◆ Input data ◆
§

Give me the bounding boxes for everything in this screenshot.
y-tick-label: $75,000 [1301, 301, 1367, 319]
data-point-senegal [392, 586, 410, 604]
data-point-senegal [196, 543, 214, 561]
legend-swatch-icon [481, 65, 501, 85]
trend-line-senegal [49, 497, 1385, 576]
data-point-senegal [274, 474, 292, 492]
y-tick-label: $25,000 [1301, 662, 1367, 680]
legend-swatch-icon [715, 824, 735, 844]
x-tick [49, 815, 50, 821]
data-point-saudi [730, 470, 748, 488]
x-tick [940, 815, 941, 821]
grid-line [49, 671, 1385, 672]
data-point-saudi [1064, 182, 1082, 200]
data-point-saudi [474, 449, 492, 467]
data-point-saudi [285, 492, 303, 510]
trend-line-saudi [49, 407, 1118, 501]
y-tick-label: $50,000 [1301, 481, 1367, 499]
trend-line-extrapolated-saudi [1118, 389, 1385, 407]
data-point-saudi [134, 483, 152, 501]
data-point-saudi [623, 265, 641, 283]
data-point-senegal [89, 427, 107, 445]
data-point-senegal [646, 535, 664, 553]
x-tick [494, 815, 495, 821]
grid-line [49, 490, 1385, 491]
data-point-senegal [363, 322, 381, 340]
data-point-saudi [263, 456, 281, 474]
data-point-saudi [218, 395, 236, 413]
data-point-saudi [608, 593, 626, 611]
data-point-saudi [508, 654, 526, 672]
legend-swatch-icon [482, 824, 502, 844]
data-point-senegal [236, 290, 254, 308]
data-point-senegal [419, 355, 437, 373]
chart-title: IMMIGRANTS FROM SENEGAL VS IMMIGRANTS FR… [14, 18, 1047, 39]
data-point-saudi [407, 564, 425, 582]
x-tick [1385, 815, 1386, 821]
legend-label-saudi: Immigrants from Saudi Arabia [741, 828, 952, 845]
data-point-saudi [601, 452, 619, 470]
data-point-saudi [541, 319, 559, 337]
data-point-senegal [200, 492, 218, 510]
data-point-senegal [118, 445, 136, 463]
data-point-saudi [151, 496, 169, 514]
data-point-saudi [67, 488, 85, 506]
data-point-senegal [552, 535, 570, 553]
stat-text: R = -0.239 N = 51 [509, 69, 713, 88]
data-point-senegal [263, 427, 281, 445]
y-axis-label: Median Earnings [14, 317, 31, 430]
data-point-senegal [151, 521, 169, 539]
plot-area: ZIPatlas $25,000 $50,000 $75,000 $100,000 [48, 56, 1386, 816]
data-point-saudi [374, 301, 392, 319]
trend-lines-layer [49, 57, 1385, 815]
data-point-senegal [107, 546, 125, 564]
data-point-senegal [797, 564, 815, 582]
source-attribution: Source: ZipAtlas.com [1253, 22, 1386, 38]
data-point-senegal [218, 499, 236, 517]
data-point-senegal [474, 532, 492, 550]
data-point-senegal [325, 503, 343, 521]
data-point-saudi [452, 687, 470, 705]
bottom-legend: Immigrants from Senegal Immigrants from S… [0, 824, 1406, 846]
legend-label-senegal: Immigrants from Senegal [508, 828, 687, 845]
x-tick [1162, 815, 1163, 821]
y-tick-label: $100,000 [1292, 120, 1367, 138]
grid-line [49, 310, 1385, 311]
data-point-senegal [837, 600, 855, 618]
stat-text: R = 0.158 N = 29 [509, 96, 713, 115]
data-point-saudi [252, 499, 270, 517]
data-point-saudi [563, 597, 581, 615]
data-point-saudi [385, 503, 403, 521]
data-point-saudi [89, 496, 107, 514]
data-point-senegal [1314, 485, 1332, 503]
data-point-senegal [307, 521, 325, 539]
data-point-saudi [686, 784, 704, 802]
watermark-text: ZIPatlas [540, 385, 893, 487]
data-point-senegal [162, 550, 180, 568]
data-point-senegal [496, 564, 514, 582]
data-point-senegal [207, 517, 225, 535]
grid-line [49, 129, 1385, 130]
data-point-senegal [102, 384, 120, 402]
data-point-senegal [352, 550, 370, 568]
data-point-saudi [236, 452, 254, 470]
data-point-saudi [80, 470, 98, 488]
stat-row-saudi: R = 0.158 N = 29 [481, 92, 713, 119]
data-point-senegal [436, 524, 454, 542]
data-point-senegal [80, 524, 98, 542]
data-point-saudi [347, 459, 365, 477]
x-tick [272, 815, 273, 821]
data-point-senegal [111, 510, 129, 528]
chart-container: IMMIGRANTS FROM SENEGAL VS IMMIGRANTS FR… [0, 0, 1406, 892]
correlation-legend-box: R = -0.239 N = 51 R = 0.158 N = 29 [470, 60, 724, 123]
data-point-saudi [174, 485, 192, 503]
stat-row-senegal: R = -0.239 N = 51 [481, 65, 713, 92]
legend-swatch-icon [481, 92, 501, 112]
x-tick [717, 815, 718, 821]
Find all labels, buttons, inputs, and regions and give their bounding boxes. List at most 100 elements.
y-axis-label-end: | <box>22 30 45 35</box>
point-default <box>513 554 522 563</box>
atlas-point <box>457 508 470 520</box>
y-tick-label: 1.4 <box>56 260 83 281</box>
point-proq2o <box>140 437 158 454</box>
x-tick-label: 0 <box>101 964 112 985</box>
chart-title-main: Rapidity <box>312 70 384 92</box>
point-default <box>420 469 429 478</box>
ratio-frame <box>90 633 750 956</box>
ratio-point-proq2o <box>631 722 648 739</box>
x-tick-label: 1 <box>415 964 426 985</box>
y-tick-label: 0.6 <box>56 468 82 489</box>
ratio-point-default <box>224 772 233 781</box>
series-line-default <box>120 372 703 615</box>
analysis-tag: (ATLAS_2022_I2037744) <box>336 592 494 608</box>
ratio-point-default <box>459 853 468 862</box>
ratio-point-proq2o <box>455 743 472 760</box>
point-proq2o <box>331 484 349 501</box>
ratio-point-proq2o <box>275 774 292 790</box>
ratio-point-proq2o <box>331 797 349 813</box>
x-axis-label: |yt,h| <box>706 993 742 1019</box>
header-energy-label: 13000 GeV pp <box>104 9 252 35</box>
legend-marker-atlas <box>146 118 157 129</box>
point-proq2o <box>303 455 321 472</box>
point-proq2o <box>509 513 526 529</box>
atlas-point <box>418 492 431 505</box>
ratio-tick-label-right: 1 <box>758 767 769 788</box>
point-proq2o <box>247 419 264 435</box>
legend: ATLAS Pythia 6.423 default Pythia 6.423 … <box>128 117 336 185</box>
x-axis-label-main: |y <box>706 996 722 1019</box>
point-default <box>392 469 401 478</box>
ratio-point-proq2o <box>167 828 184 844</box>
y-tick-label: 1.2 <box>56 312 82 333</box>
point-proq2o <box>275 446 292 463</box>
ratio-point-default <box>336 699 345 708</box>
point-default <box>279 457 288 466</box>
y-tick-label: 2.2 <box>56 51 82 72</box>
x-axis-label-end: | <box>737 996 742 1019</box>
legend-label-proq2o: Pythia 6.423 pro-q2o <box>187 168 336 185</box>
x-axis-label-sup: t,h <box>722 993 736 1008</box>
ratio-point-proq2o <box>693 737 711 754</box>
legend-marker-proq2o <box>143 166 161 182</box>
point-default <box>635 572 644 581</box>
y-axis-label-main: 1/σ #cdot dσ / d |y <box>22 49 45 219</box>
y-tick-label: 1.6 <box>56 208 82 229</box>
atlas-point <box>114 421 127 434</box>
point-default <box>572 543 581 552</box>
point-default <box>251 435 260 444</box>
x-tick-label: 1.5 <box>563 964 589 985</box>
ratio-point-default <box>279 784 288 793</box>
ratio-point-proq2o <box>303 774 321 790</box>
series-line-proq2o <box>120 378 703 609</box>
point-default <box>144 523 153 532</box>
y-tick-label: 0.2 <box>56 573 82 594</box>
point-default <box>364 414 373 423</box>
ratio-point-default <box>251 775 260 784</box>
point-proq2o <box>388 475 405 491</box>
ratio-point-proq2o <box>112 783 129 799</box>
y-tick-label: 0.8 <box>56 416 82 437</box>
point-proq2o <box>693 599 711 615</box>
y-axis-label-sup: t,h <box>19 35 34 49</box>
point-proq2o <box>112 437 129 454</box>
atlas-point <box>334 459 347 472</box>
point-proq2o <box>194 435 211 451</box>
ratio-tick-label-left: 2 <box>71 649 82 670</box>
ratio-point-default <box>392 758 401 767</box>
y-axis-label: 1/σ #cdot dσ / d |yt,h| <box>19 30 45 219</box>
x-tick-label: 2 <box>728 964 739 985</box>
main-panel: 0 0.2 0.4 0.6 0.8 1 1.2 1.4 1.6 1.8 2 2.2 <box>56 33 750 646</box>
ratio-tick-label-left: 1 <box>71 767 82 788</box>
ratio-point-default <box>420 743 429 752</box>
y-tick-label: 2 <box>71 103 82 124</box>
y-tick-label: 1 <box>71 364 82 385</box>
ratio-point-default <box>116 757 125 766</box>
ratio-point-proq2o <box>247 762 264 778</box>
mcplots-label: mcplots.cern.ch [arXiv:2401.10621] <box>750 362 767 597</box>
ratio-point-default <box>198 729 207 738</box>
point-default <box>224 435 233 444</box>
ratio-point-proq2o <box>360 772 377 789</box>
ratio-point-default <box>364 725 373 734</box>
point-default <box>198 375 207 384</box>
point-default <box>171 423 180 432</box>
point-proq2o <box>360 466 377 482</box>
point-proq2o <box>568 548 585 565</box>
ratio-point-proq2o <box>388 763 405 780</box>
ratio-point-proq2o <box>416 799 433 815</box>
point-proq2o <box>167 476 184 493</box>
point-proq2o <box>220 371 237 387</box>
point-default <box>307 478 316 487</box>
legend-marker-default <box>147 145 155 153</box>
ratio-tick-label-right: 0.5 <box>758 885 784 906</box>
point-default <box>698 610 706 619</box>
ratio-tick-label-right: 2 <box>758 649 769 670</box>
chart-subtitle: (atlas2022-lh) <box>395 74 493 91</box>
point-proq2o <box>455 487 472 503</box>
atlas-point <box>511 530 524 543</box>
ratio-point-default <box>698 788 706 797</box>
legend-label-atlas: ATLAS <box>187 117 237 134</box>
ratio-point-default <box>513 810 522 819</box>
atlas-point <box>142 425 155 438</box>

§

◆ Task goal ◆
Write out the data from its first line through the line containing "trend-line-senegal [49, 497, 1385, 576]", including both ends and keeping every line unchanged.

◆ Final result ◆
Give me the bounding boxes for everything in this screenshot.
y-tick-label: $75,000 [1301, 301, 1367, 319]
data-point-senegal [392, 586, 410, 604]
data-point-senegal [196, 543, 214, 561]
legend-swatch-icon [481, 65, 501, 85]
trend-line-senegal [49, 497, 1385, 576]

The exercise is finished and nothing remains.